■ Exercise directions ■
Give the entries again, word for word.

■ Source material ■

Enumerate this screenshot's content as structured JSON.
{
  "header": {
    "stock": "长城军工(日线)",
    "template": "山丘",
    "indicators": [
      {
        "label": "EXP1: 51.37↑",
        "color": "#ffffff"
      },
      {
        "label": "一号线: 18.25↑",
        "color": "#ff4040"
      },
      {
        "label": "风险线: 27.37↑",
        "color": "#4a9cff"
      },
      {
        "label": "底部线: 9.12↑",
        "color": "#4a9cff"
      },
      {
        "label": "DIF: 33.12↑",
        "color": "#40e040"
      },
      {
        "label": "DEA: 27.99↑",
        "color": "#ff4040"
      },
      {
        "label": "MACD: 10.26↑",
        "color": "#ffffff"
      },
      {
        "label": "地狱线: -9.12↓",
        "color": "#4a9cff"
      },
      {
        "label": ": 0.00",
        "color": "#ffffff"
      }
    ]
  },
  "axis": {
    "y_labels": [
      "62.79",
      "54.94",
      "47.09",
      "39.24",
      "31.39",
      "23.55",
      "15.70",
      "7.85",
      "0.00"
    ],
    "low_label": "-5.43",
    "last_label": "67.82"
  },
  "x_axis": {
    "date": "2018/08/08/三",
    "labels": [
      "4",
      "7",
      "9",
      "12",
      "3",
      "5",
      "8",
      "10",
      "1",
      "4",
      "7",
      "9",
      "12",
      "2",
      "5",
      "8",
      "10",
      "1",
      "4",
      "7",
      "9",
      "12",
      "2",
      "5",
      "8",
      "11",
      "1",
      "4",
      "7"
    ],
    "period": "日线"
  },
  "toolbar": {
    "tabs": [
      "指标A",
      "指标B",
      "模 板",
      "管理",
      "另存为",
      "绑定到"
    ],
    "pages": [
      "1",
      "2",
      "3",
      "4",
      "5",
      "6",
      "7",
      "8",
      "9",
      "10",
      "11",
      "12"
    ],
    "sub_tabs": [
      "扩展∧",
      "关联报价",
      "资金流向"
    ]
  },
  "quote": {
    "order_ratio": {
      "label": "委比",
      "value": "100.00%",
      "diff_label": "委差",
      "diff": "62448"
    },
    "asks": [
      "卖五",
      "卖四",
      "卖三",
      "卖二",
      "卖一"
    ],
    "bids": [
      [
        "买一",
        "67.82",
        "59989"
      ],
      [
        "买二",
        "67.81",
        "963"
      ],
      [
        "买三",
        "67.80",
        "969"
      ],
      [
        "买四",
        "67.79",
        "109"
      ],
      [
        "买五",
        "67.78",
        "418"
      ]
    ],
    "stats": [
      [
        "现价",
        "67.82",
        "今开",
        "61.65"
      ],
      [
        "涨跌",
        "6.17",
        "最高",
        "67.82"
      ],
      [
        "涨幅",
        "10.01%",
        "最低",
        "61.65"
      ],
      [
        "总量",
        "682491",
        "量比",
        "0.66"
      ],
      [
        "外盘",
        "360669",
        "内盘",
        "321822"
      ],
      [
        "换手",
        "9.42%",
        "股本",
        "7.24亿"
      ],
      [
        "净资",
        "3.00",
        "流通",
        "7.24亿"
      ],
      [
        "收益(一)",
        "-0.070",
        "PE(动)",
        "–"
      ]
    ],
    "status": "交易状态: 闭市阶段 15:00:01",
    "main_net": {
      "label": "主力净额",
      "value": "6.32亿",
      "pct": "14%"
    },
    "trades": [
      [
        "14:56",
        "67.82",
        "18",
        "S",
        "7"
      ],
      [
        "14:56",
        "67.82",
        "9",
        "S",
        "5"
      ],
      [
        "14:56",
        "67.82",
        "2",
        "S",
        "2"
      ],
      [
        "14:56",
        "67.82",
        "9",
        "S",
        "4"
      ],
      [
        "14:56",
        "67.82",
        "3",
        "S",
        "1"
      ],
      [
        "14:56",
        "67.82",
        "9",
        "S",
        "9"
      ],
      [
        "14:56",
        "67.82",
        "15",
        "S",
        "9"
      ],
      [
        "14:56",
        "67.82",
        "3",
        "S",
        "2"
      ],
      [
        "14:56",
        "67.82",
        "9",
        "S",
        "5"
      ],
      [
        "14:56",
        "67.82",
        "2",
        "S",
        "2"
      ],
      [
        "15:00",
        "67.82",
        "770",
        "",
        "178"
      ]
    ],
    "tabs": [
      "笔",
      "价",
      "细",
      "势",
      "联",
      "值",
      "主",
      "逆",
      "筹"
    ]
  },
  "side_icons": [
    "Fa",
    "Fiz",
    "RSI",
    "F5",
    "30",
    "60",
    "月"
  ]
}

■ Written response ■
Enumerate this screenshot's content as structured JSON.
{
  "header": {
    "stock": "长城军工(日线)",
    "template": "山丘",
    "indicators": [
      {
        "label": "EXP1: 51.37↑",
        "color": "#ffffff"
      },
      {
        "label": "一号线: 18.25↑",
        "color": "#ff4040"
      },
      {
        "label": "风险线: 27.37↑",
        "color": "#4a9cff"
      },
      {
        "label": "底部线: 9.12↑",
        "color": "#4a9cff"
      },
      {
        "label": "DIF: 33.12↑",
        "color": "#40e040"
      },
      {
        "label": "DEA: 27.99↑",
        "color": "#ff4040"
      },
      {
        "label": "MACD: 10.26↑",
        "color": "#ffffff"
      },
      {
        "label": "地狱线: -9.12↓",
        "color": "#4a9cff"
      },
      {
        "label": ": 0.00",
        "color": "#ffffff"
      }
    ]
  },
  "axis": {
    "y_labels": [
      "62.79",
      "54.94",
      "47.09",
      "39.24",
      "31.39",
      "23.55",
      "15.70",
      "7.85",
      "0.00"
    ],
    "low_label": "-5.43",
    "last_label": "67.82"
  },
  "x_axis": {
    "date": "2018/08/08/三",
    "labels": [
      "4",
      "7",
      "9",
      "12",
      "3",
      "5",
      "8",
      "10",
      "1",
      "4",
      "7",
      "9",
      "12",
      "2",
      "5",
      "8",
      "10",
      "1",
      "4",
      "7",
      "9",
      "12",
      "2",
      "5",
      "8",
      "11",
      "1",
      "4",
      "7"
    ],
    "period": "日线"
  },
  "toolbar": {
    "tabs": [
      "指标A",
      "指标B",
      "模 板",
      "管理",
      "另存为",
      "绑定到"
    ],
    "pages": [
      "1",
      "2",
      "3",
      "4",
      "5",
      "6",
      "7",
      "8",
      "9",
      "10",
      "11",
      "12"
    ],
    "sub_tabs": [
      "扩展∧",
      "关联报价",
      "资金流向"
    ]
  },
  "quote": {
    "order_ratio": {
      "label": "委比",
      "value": "100.00%",
      "diff_label": "委差",
      "diff": "62448"
    },
    "asks": [
      "卖五",
      "卖四",
      "卖三",
      "卖二",
      "卖一"
    ],
    "bids": [
      [
        "买一",
        "67.82",
        "59989"
      ],
      [
        "买二",
        "67.81",
        "963"
      ],
      [
        "买三",
        "67.80",
        "969"
      ],
      [
        "买四",
        "67.79",
        "109"
      ],
      [
        "买五",
        "67.78",
        "418"
      ]
    ],
    "stats": [
      [
        "现价",
        "67.82",
        "今开",
        "61.65"
      ],
      [
        "涨跌",
        "6.17",
        "最高",
        "67.82"
      ],
      [
        "涨幅",
        "10.01%",
        "最低",
        "61.65"
      ],
      [
        "总量",
        "682491",
        "量比",
        "0.66"
      ],
      [
        "外盘",
        "360669",
        "内盘",
        "321822"
      ],
      [
        "换手",
        "9.42%",
        "股本",
        "7.24亿"
      ],
      [
        "净资",
        "3.00",
        "流通",
        "7.24亿"
      ],
      [
        "收益(一)",
        "-0.070",
        "PE(动)",
        "–"
      ]
    ],
    "status": "交易状态: 闭市阶段 15:00:01",
    "main_net": {
      "label": "主力净额",
      "value": "6.32亿",
      "pct": "14%"
    },
    "trades": [
      [
        "14:56",
        "67.82",
        "18",
        "S",
        "7"
      ],
      [
        "14:56",
        "67.82",
        "9",
        "S",
        "5"
      ],
      [
        "14:56",
        "67.82",
        "2",
        "S",
        "2"
      ],
      [
        "14:56",
        "67.82",
        "9",
        "S",
        "4"
      ],
      [
        "14:56",
        "67.82",
        "3",
        "S",
        "1"
      ],
      [
        "14:56",
        "67.82",
        "9",
        "S",
        "9"
      ],
      [
        "14:56",
        "67.82",
        "15",
        "S",
        "9"
      ],
      [
        "14:56",
        "67.82",
        "3",
        "S",
        "2"
      ],
      [
        "14:56",
        "67.82",
        "9",
        "S",
        "5"
      ],
      [
        "14:56",
        "67.82",
        "2",
        "S",
        "2"
      ],
      [
        "15:00",
        "67.82",
        "770",
        "",
        "178"
      ]
    ],
    "tabs": [
      "笔",
      "价",
      "细",
      "势",
      "联",
      "值",
      "主",
      "逆",
      "筹"
    ]
  },
  "side_icons": [
    "Fa",
    "Fiz",
    "RSI",
    "F5",
    "30",
    "60",
    "月"
  ]
}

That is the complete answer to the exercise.